== PROBLEM TO WORK ON ==
Reproduce the material word for word, from its very start through the line that contains "The wheel well 86 is at (516, 666).", including that line, and give nothing else.

== SUPPLIED INFORMATION ==
★ ★ ★ ★

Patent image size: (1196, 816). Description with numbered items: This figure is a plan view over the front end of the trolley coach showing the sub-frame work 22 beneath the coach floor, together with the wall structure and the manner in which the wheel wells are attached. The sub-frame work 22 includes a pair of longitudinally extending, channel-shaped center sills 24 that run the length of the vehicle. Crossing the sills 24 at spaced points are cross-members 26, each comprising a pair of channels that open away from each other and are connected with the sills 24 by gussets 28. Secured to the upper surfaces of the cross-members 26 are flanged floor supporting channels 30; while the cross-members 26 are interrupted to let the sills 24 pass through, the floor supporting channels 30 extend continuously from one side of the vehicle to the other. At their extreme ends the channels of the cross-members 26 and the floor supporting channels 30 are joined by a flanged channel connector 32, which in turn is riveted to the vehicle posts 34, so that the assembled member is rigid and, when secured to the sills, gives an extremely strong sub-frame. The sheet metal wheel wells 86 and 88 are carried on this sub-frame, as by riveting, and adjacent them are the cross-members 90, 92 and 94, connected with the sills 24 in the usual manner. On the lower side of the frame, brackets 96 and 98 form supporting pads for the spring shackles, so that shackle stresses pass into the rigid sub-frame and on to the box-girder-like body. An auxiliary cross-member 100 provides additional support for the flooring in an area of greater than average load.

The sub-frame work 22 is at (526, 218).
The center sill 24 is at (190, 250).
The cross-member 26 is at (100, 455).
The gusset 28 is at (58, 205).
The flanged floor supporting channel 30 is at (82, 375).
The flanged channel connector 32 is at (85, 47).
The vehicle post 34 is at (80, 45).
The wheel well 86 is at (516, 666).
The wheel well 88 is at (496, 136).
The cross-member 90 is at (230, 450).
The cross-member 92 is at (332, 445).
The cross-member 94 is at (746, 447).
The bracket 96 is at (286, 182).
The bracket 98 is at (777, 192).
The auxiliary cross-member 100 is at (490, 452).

★ ★ ★ ★

== EXERCISE OUTPUT ==
Patent image size: (1196, 816). Description with numbered items: This figure is a plan view over the front end of the trolley coach showing the sub-frame work 22 beneath the coach floor, together with the wall structure and the manner in which the wheel wells are attached. The sub-frame work 22 includes a pair of longitudinally extending, channel-shaped center sills 24 that run the length of the vehicle. Crossing the sills 24 at spaced points are cross-members 26, each comprising a pair of channels that open away from each other and are connected with the sills 24 by gussets 28. Secured to the upper surfaces of the cross-members 26 are flanged floor supporting channels 30; while the cross-members 26 are interrupted to let the sills 24 pass through, the floor supporting channels 30 extend continuously from one side of the vehicle to the other. At their extreme ends the channels of the cross-members 26 and the floor supporting channels 30 are joined by a flanged channel connector 32, which in turn is riveted to the vehicle posts 34, so that the assembled member is rigid and, when secured to the sills, gives an extremely strong sub-frame. The sheet metal wheel wells 86 and 88 are carried on this sub-frame, as by riveting, and adjacent them are the cross-members 90, 92 and 94, connected with the sills 24 in the usual manner. On the lower side of the frame, brackets 96 and 98 form supporting pads for the spring shackles, so that shackle stresses pass into the rigid sub-frame and on to the box-girder-like body. An auxiliary cross-member 100 provides additional support for the flooring in an area of greater than average load.

The sub-frame work 22 is at (526, 218).
The center sill 24 is at (190, 250).
The cross-member 26 is at (100, 455).
The gusset 28 is at (58, 205).
The flanged floor supporting channel 30 is at (82, 375).
The flanged channel connector 32 is at (85, 47).
The vehicle post 34 is at (80, 45).
The wheel well 86 is at (516, 666).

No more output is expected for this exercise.